(Task goal) Find all lines in the listing that include the word "annotation", then copy them.

(Data excerpts)
------------------------------------------------

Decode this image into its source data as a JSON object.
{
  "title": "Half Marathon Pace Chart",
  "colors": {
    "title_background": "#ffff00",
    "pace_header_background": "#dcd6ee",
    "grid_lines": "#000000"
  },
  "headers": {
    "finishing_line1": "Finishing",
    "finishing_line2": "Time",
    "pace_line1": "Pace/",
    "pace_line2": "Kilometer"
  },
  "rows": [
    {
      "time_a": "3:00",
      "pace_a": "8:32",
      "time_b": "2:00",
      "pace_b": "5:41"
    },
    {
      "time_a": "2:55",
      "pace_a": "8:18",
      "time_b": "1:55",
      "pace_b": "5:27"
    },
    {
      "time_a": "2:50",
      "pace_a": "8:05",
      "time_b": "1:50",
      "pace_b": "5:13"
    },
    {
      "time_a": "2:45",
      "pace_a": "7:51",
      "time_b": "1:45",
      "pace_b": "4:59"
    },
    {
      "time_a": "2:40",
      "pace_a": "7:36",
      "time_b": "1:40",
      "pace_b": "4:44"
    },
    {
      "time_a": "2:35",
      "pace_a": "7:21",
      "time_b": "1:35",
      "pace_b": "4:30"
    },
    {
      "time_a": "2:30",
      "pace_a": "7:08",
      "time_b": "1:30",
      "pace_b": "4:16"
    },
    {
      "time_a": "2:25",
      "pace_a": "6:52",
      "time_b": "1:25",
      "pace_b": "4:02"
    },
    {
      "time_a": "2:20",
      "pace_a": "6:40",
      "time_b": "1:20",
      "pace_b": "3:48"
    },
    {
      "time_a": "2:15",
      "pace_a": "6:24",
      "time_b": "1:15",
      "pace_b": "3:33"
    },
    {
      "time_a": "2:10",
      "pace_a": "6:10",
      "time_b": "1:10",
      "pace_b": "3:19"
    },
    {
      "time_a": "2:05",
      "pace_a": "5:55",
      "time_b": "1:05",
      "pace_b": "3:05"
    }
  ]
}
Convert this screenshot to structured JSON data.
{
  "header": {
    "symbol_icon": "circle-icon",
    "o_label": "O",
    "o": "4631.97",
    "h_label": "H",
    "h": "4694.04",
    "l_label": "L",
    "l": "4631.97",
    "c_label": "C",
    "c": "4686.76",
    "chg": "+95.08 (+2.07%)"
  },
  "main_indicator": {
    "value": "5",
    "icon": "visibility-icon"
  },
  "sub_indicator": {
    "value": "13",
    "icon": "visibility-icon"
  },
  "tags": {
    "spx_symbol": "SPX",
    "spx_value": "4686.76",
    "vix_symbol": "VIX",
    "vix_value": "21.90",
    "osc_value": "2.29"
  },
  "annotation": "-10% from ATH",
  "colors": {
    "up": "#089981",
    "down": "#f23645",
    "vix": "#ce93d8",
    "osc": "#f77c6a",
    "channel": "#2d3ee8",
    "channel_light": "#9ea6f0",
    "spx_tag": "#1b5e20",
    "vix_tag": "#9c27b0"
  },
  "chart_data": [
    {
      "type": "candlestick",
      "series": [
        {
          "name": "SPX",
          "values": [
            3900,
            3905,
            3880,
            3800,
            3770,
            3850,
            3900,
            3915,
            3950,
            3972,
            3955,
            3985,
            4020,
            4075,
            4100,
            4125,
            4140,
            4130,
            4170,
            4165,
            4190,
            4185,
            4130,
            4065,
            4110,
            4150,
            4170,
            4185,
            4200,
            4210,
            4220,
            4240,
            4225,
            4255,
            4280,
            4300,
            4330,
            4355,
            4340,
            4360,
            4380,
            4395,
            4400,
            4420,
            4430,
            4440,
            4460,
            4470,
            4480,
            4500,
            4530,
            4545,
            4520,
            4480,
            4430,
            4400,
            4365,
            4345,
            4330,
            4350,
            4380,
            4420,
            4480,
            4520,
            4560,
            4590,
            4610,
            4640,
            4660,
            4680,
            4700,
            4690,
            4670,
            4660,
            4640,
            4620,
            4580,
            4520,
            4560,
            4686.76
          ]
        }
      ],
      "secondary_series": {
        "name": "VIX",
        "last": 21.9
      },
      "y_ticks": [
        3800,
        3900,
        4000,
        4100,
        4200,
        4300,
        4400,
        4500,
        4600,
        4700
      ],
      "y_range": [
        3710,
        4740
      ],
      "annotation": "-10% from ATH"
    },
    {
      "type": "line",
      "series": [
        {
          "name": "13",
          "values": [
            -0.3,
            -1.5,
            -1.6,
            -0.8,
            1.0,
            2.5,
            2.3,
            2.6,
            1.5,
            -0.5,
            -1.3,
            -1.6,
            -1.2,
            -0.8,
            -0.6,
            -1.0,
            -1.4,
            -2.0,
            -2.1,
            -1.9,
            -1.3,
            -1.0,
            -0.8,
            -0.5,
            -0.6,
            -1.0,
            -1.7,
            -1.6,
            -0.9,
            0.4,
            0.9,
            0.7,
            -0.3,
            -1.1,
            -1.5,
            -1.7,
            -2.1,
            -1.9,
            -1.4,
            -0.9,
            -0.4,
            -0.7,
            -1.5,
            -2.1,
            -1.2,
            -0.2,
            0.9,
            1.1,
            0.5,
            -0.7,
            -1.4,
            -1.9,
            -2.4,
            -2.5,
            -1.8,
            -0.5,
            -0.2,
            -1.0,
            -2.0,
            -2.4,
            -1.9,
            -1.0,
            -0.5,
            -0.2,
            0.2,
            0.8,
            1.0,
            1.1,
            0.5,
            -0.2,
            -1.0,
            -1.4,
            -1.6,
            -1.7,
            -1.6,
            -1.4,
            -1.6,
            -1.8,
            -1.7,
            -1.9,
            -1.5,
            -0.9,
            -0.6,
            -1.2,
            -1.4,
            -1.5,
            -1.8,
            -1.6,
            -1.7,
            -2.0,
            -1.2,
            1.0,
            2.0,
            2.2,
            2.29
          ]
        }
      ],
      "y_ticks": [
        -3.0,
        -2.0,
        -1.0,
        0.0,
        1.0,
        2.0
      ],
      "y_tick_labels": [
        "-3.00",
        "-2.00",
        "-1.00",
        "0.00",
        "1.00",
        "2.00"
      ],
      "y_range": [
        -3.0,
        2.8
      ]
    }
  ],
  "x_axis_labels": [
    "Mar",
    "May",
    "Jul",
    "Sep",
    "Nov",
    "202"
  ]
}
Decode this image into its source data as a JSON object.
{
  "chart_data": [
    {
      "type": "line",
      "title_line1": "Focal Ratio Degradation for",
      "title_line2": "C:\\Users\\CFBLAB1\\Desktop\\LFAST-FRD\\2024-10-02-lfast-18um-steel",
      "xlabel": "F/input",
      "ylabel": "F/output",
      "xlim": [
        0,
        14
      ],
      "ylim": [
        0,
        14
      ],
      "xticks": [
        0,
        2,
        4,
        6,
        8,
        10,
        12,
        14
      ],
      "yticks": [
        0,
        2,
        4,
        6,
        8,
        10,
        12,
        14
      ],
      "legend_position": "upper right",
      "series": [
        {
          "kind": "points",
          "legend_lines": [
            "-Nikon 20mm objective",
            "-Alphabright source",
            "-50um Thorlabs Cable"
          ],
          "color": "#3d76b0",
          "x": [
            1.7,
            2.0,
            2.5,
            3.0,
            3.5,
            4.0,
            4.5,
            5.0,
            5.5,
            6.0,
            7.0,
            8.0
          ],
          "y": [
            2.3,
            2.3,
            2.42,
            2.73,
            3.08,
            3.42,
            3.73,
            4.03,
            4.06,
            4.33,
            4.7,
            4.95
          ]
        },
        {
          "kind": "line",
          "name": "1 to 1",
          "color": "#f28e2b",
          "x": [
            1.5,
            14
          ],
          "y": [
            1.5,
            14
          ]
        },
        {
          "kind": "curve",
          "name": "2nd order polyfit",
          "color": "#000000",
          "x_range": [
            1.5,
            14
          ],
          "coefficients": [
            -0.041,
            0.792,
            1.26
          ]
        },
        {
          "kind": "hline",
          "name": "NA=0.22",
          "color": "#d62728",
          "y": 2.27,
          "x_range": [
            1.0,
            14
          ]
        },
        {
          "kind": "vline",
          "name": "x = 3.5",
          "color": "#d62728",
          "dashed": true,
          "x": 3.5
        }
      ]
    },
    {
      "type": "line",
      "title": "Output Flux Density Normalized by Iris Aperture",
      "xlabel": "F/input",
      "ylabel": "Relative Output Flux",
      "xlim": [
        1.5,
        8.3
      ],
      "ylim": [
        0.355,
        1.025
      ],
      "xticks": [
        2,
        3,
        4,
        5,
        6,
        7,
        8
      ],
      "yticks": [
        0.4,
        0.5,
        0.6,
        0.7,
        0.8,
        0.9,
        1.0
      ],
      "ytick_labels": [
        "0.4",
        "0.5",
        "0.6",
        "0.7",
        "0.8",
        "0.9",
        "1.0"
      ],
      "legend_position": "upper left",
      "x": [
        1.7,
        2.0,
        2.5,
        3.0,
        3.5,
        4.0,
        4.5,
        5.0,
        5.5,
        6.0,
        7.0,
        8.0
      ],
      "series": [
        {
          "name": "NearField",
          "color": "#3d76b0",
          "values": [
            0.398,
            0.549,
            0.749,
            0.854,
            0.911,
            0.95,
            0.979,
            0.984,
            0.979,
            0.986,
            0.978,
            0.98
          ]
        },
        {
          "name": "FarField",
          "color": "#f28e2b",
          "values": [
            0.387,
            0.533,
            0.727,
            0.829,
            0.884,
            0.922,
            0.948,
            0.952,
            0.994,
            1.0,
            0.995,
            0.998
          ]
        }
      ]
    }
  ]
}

------------------------------------------------

(Response to this exercise)
  "annotation": "-10% from ATH",
      "annotation": "-10% from ATH"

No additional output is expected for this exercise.